DO THIS: Could you write out every record below exactly, leaving out any pictures?

>> BEGIN SUPPLIED MATERIAL

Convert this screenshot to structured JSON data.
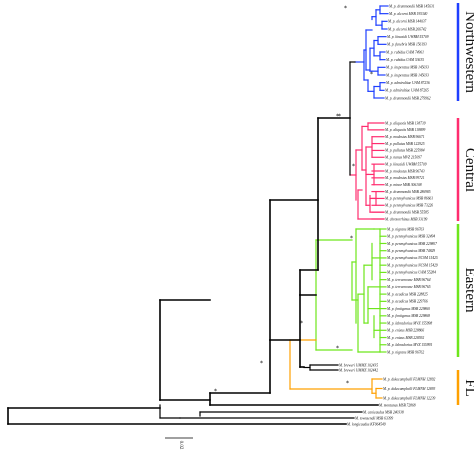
{
  "clades": [
    {
      "name": "Northwestern",
      "color": "#1f3fff"
    },
    {
      "name": "Central",
      "color": "#ff2d6f"
    },
    {
      "name": "Eastern",
      "color": "#6ee61c"
    },
    {
      "name": "FL",
      "color": "#ffa000"
    }
  ],
  "branch_color_default": "#000000",
  "support_marker": "*",
  "scale_bar_label": "0.02",
  "tips": [
    "M. p. drummondii MSB 145631",
    "M. p. alcorni MSB 195340",
    "M. p. alcorni MSB 144037",
    "M. p. alcorni MSB 266742",
    "M. p. kincaidi UWBM 55709",
    "M. p. funebris MSB 156193",
    "M. p. rubidus UAM 74961",
    "M. p. rubidus UAM 53635",
    "M. p. insperatus MSB 145033",
    "M. p. insperatus MSB 145033",
    "M. p. admiraltiae UAM 87236",
    "M. p. admiraltiae UAM 87265",
    "M. p. drummondii MSB 279962",
    "M. p. aliquotis MSB 138739",
    "M. p. aliquotis MSB 118899",
    "M. p. modestus MSB 96671",
    "M. p. pullatus MSB 122925",
    "M. p. pullatus MSB 225984",
    "M. p. nanus MVZ 215097",
    "M. p. kincaidi UWBM 55709",
    "M. p. modestus MSB 96743",
    "M. p. modestus MSB 99721",
    "M. p. minor MSB 306108",
    "M. p. drummondii MSB 286985",
    "M. p. pennsylvanicus MSB 86661",
    "M. p. pennsylvanicus MSB 73226",
    "M. p. drummondii MSB 55585",
    "M. chrotorrhinus MSB 33199",
    "M. p. nigrans MSB 96763",
    "M. p. pennsylvanicus MSB 32494",
    "M. p. pennsylvanicus MSB 229807",
    "M. p. pennsylvanicus MSB 74829",
    "M. p. pennsylvanicus NCSM 15425",
    "M. p. pennsylvanicus NCSM 15429",
    "M. p. pennsylvanicus UAM 55284",
    "M. p. terraenovae MSB 96764",
    "M. p. terraenovae MSB 96765",
    "M. p. acadicus MSB 228825",
    "M. p. acadicus MSB 229766",
    "M. p. fontigenus MSB 229860",
    "M. p. fontigenus MSB 229868",
    "M. p. labradorius MVZ 155998",
    "M. p. enixus MSB 228866",
    "M. p. enixus MSB 228592",
    "M. p. labradorius MVZ 155995",
    "M. p. nigrans MSB 96762",
    "M. breweri UMMZ 102435",
    "M. breweri UMMZ 102442",
    "M. p. dukecampbelli FLMNH 12892",
    "M. p. dukecampbelli FLMNH 12893",
    "M. p. dukecampbelli FLMNH 12239",
    "M. montanus MSB 72868",
    "M. canicaudus MSB 240338",
    "M. townsendii MSB 63399",
    "M. longicaudus KF964549"
  ]
}
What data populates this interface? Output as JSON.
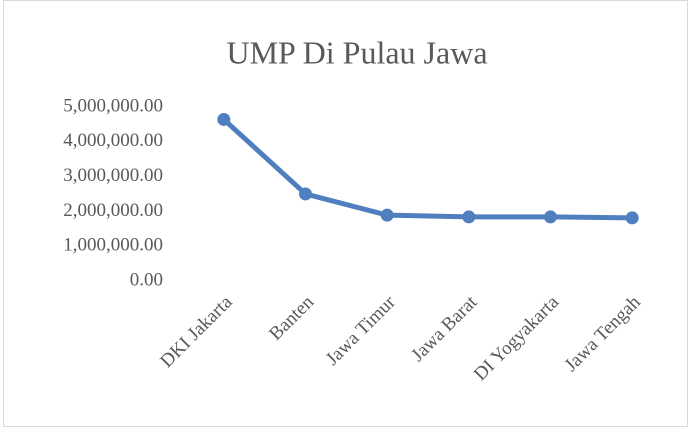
{
  "chart_data": {
    "type": "line",
    "title": "UMP Di Pulau Jawa",
    "categories": [
      "DKI Jakarta",
      "Banten",
      "Jawa Timur",
      "Jawa Barat",
      "DI Yogyakarta",
      "Jawa Tengah"
    ],
    "series": [
      {
        "name": "UMP",
        "color": "#4f7fbf",
        "values": [
          4641854,
          2501203,
          1891567,
          1841487,
          1840915,
          1812935
        ]
      }
    ],
    "ylim": [
      0,
      5000000
    ],
    "yticks": [
      {
        "value": 0,
        "label": "0.00"
      },
      {
        "value": 1000000,
        "label": "1,000,000.00"
      },
      {
        "value": 2000000,
        "label": "2,000,000.00"
      },
      {
        "value": 3000000,
        "label": "3,000,000.00"
      },
      {
        "value": 4000000,
        "label": "4,000,000.00"
      },
      {
        "value": 5000000,
        "label": "5,000,000.00"
      }
    ],
    "grid": false
  }
}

>> END SUPPLIED MATERIAL

TASK OUTPUT:
Convert this screenshot to structured JSON data.
{
  "clades": [
    {
      "name": "Northwestern",
      "color": "#1f3fff"
    },
    {
      "name": "Central",
      "color": "#ff2d6f"
    },
    {
      "name": "Eastern",
      "color": "#6ee61c"
    },
    {
      "name": "FL",
      "color": "#ffa000"
    }
  ],
  "branch_color_default": "#000000",
  "support_marker": "*",
  "scale_bar_label": "0.02",
  "tips": [
    "M. p. drummondii MSB 145631",
    "M. p. alcorni MSB 195340",
    "M. p. alcorni MSB 144037",
    "M. p. alcorni MSB 266742",
    "M. p. kincaidi UWBM 55709",
    "M. p. funebris MSB 156193",
    "M. p. rubidus UAM 74961",
    "M. p. rubidus UAM 53635",
    "M. p. insperatus MSB 145033",
    "M. p. insperatus MSB 145033",
    "M. p. admiraltiae UAM 87236",
    "M. p. admiraltiae UAM 87265",
    "M. p. drummondii MSB 279962",
    "M. p. aliquotis MSB 138739",
    "M. p. aliquotis MSB 118899",
    "M. p. modestus MSB 96671",
    "M. p. pullatus MSB 122925",
    "M. p. pullatus MSB 225984",
    "M. p. nanus MVZ 215097",
    "M. p. kincaidi UWBM 55709",
    "M. p. modestus MSB 96743",
    "M. p. modestus MSB 99721",
    "M. p. minor MSB 306108",
    "M. p. drummondii MSB 286985",
    "M. p. pennsylvanicus MSB 86661",
    "M. p. pennsylvanicus MSB 73226",
    "M. p. drummondii MSB 55585",
    "M. chrotorrhinus MSB 33199",
    "M. p. nigrans MSB 96763",
    "M. p. pennsylvanicus MSB 32494",
    "M. p. pennsylvanicus MSB 229807",
    "M. p. pennsylvanicus MSB 74829",
    "M. p. pennsylvanicus NCSM 15425",
    "M. p. pennsylvanicus NCSM 15429",
    "M. p. pennsylvanicus UAM 55284",
    "M. p. terraenovae MSB 96764",
    "M. p. terraenovae MSB 96765",
    "M. p. acadicus MSB 228825",
    "M. p. acadicus MSB 229766",
    "M. p. fontigenus MSB 229860",
    "M. p. fontigenus MSB 229868",
    "M. p. labradorius MVZ 155998",
    "M. p. enixus MSB 228866",
    "M. p. enixus MSB 228592",
    "M. p. labradorius MVZ 155995",
    "M. p. nigrans MSB 96762",
    "M. breweri UMMZ 102435",
    "M. breweri UMMZ 102442",
    "M. p. dukecampbelli FLMNH 12892",
    "M. p. dukecampbelli FLMNH 12893",
    "M. p. dukecampbelli FLMNH 12239",
    "M. montanus MSB 72868",
    "M. canicaudus MSB 240338",
    "M. townsendii MSB 63399",
    "M. longicaudus KF964549"
  ]
}
What data populates this interface? Output as JSON.
{
  "chart_data": {
    "type": "line",
    "title": "UMP Di Pulau Jawa",
    "categories": [
      "DKI Jakarta",
      "Banten",
      "Jawa Timur",
      "Jawa Barat",
      "DI Yogyakarta",
      "Jawa Tengah"
    ],
    "series": [
      {
        "name": "UMP",
        "color": "#4f7fbf",
        "values": [
          4641854,
          2501203,
          1891567,
          1841487,
          1840915,
          1812935
        ]
      }
    ],
    "ylim": [
      0,
      5000000
    ],
    "yticks": [
      {
        "value": 0,
        "label": "0.00"
      },
      {
        "value": 1000000,
        "label": "1,000,000.00"
      },
      {
        "value": 2000000,
        "label": "2,000,000.00"
      },
      {
        "value": 3000000,
        "label": "3,000,000.00"
      },
      {
        "value": 4000000,
        "label": "4,000,000.00"
      },
      {
        "value": 5000000,
        "label": "5,000,000.00"
      }
    ],
    "grid": false
  }
}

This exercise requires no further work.